● Task to complete: Every record must be repeated exactly; omit any pictures they contain.

Stored data
----

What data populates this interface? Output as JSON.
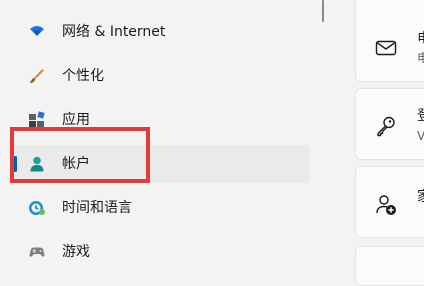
{
  "nav": {
    "items": [
      {
        "label": "网络 & Internet",
        "icon": "wifi-icon",
        "selected": false
      },
      {
        "label": "个性化",
        "icon": "paintbrush-icon",
        "selected": false
      },
      {
        "label": "应用",
        "icon": "apps-icon",
        "selected": false
      },
      {
        "label": "帐户",
        "icon": "account-icon",
        "selected": true
      },
      {
        "label": "时间和语言",
        "icon": "time-language-icon",
        "selected": false
      },
      {
        "label": "游戏",
        "icon": "gamepad-icon",
        "selected": false
      }
    ]
  },
  "cards": [
    {
      "icon": "mail-icon",
      "title": "电",
      "subtitle": "电"
    },
    {
      "icon": "key-icon",
      "title": "登",
      "subtitle": "V"
    },
    {
      "icon": "add-person-icon",
      "title": "家",
      "subtitle": ""
    }
  ],
  "colors": {
    "accent": "#005fb8",
    "highlight_border": "#e23b3b",
    "background": "#f3f3f3",
    "card_background": "#fbfbfb"
  }
}
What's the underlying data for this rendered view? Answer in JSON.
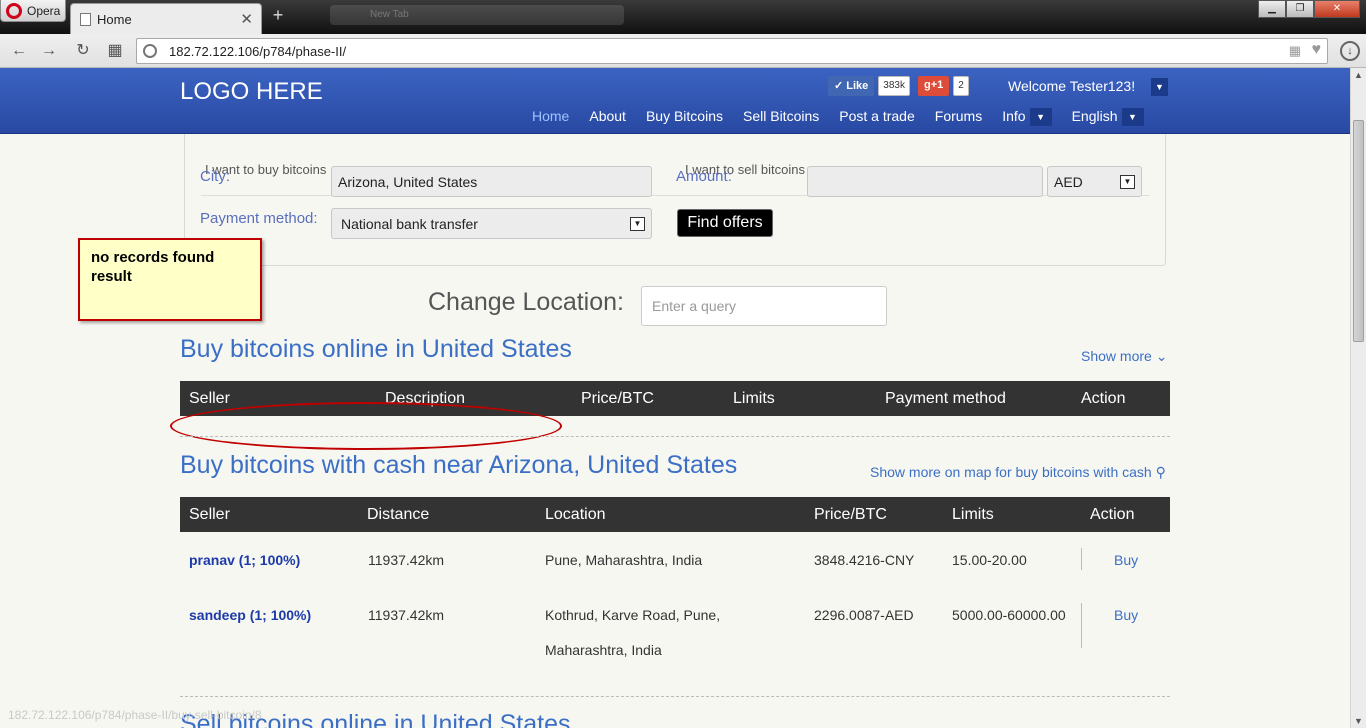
{
  "browser": {
    "menu_label": "Opera",
    "tab_title": "Home",
    "ghost_tab_title": "New Tab",
    "url": "182.72.122.106/p784/phase-II/",
    "status_url": "182.72.122.106/p784/phase-II/buy-sell-bitcoin/8"
  },
  "header": {
    "logo": "LOGO HERE",
    "like_label": "Like",
    "like_count": "383k",
    "gplus_label": "g+1",
    "gplus_count": "2",
    "welcome": "Welcome Tester123!",
    "nav": [
      "Home",
      "About",
      "Buy Bitcoins",
      "Sell Bitcoins",
      "Post a trade",
      "Forums",
      "Info",
      "English"
    ]
  },
  "search": {
    "buy_radio": "I want to buy bitcoins",
    "sell_radio": "I want to sell bitcoins",
    "city_label": "City:",
    "city_value": "Arizona, United States",
    "amount_label": "Amount:",
    "amount_value": "",
    "currency": "AED",
    "payment_label": "Payment method:",
    "payment_value": "National bank transfer",
    "find_button": "Find offers"
  },
  "annotation": {
    "note": "no records found result"
  },
  "location": {
    "label": "Change Location:",
    "placeholder": "Enter a query"
  },
  "online_section": {
    "title": "Buy bitcoins online in United States",
    "show_more": "Show more",
    "columns": [
      "Seller",
      "Description",
      "Price/BTC",
      "Limits",
      "Payment method",
      "Action"
    ]
  },
  "cash_section": {
    "title": "Buy bitcoins with cash near Arizona, United States",
    "show_more": "Show more on map for buy bitcoins with cash",
    "columns": [
      "Seller",
      "Distance",
      "Location",
      "Price/BTC",
      "Limits",
      "Action"
    ],
    "rows": [
      {
        "seller": "pranav (1; 100%)",
        "distance": "11937.42km",
        "location_line1": "Pune, Maharashtra, India",
        "location_line2": "",
        "price": "3848.4216-CNY",
        "limits": "15.00-20.00",
        "action": "Buy"
      },
      {
        "seller": "sandeep (1; 100%)",
        "distance": "11937.42km",
        "location_line1": "Kothrud, Karve Road, Pune,",
        "location_line2": "Maharashtra, India",
        "price": "2296.0087-AED",
        "limits": "5000.00-60000.00",
        "action": "Buy"
      }
    ]
  },
  "sell_section": {
    "title": "Sell bitcoins online in United States"
  }
}
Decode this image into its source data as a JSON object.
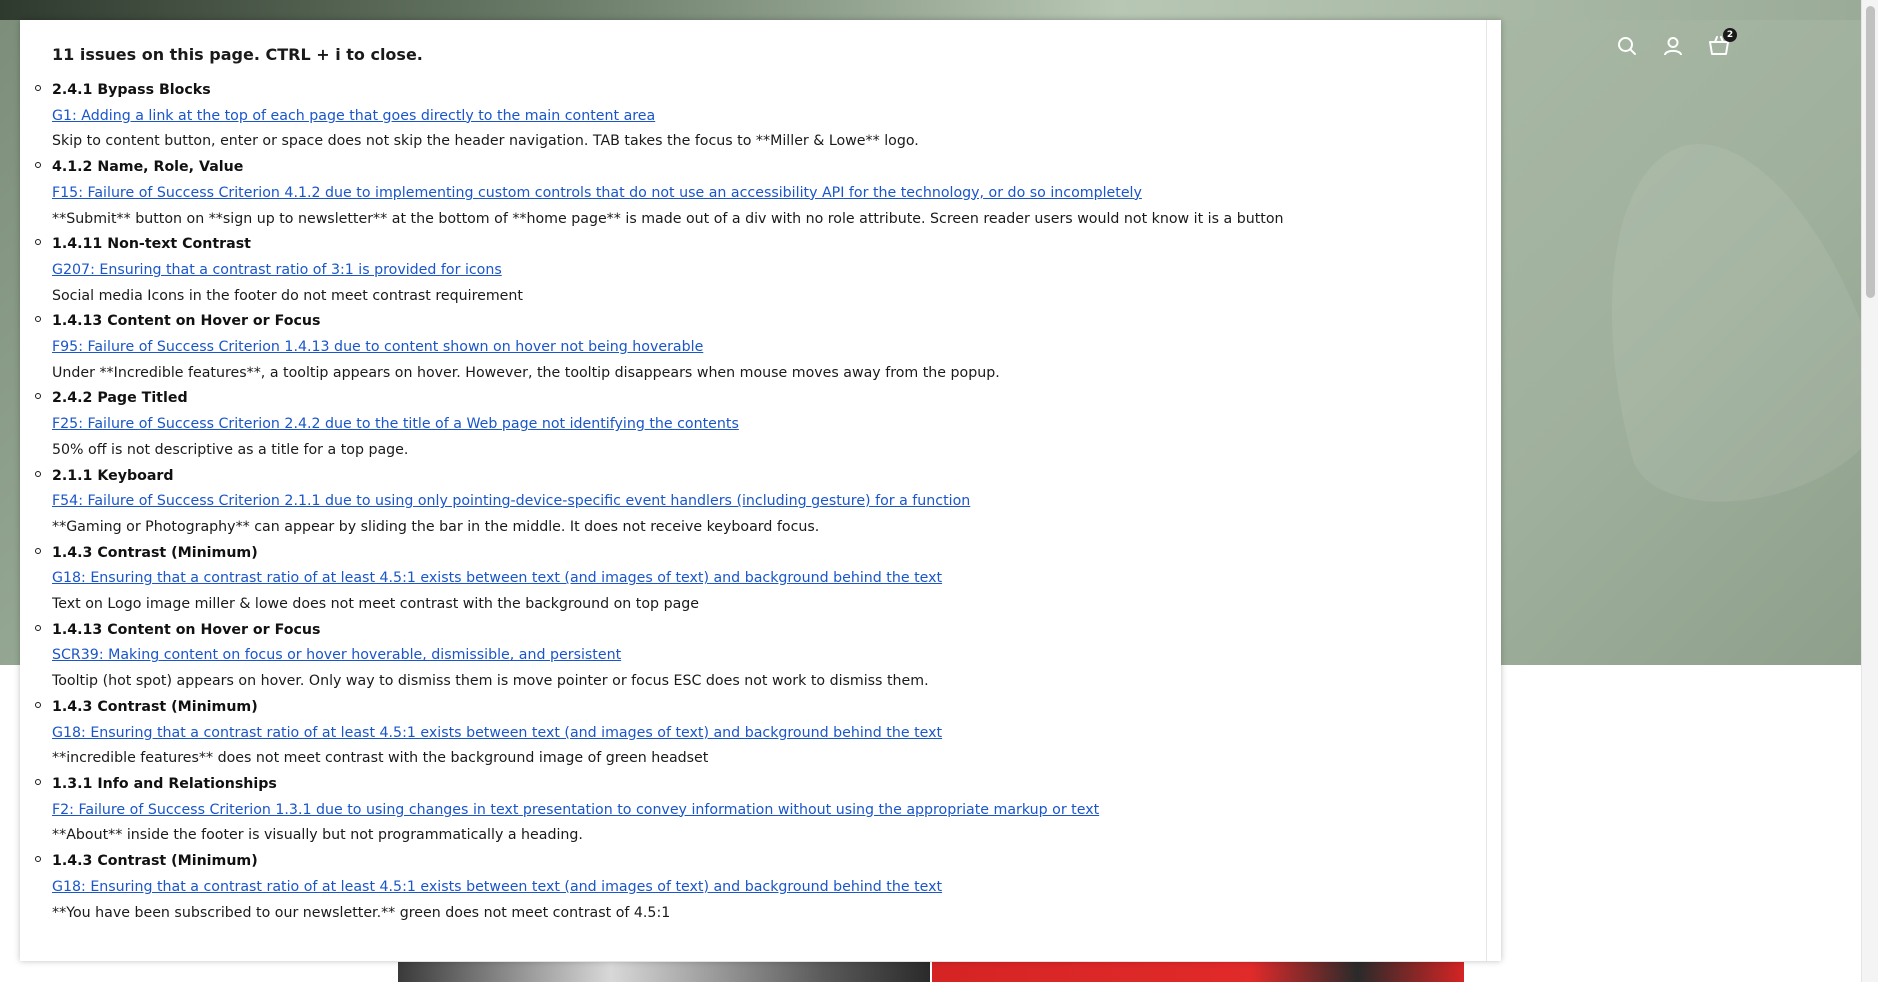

----

● Response to this exercise:
What data populates this interface? Output as JSON.
{
  "nav": {
    "items": [
      {
        "label": "网络 & Internet",
        "icon": "wifi-icon",
        "selected": false
      },
      {
        "label": "个性化",
        "icon": "paintbrush-icon",
        "selected": false
      },
      {
        "label": "应用",
        "icon": "apps-icon",
        "selected": false
      },
      {
        "label": "帐户",
        "icon": "account-icon",
        "selected": true
      },
      {
        "label": "时间和语言",
        "icon": "time-language-icon",
        "selected": false
      },
      {
        "label": "游戏",
        "icon": "gamepad-icon",
        "selected": false
      }
    ]
  },
  "cards": [
    {
      "icon": "mail-icon",
      "title": "电",
      "subtitle": "电"
    },
    {
      "icon": "key-icon",
      "title": "登",
      "subtitle": "V"
    },
    {
      "icon": "add-person-icon",
      "title": "家",
      "subtitle": ""
    }
  ],
  "colors": {
    "accent": "#005fb8",
    "highlight_border": "#e23b3b",
    "background": "#f3f3f3",
    "card_background": "#fbfbfb"
  }
}
What's the underlying data for this rendered view? Answer in JSON.
{
  "browser": {
    "menu_label": "Opera",
    "tab_title": "Home",
    "ghost_tab_title": "New Tab",
    "url": "182.72.122.106/p784/phase-II/",
    "status_url": "182.72.122.106/p784/phase-II/buy-sell-bitcoin/8"
  },
  "header": {
    "logo": "LOGO HERE",
    "like_label": "Like",
    "like_count": "383k",
    "gplus_label": "g+1",
    "gplus_count": "2",
    "welcome": "Welcome Tester123!",
    "nav": [
      "Home",
      "About",
      "Buy Bitcoins",
      "Sell Bitcoins",
      "Post a trade",
      "Forums",
      "Info",
      "English"
    ]
  },
  "search": {
    "buy_radio": "I want to buy bitcoins",
    "sell_radio": "I want to sell bitcoins",
    "city_label": "City:",
    "city_value": "Arizona, United States",
    "amount_label": "Amount:",
    "amount_value": "",
    "currency": "AED",
    "payment_label": "Payment method:",
    "payment_value": "National bank transfer",
    "find_button": "Find offers"
  },
  "annotation": {
    "note": "no records found result"
  },
  "location": {
    "label": "Change Location:",
    "placeholder": "Enter a query"
  },
  "online_section": {
    "title": "Buy bitcoins online in United States",
    "show_more": "Show more",
    "columns": [
      "Seller",
      "Description",
      "Price/BTC",
      "Limits",
      "Payment method",
      "Action"
    ]
  },
  "cash_section": {
    "title": "Buy bitcoins with cash near Arizona, United States",
    "show_more": "Show more on map for buy bitcoins with cash",
    "columns": [
      "Seller",
      "Distance",
      "Location",
      "Price/BTC",
      "Limits",
      "Action"
    ],
    "rows": [
      {
        "seller": "pranav (1; 100%)",
        "distance": "11937.42km",
        "location_line1": "Pune, Maharashtra, India",
        "location_line2": "",
        "price": "3848.4216-CNY",
        "limits": "15.00-20.00",
        "action": "Buy"
      },
      {
        "seller": "sandeep (1; 100%)",
        "distance": "11937.42km",
        "location_line1": "Kothrud, Karve Road, Pune,",
        "location_line2": "Maharashtra, India",
        "price": "2296.0087-AED",
        "limits": "5000.00-60000.00",
        "action": "Buy"
      }
    ]
  },
  "sell_section": {
    "title": "Sell bitcoins online in United States"
  }
}
Decode this image into its source data as a JSON object.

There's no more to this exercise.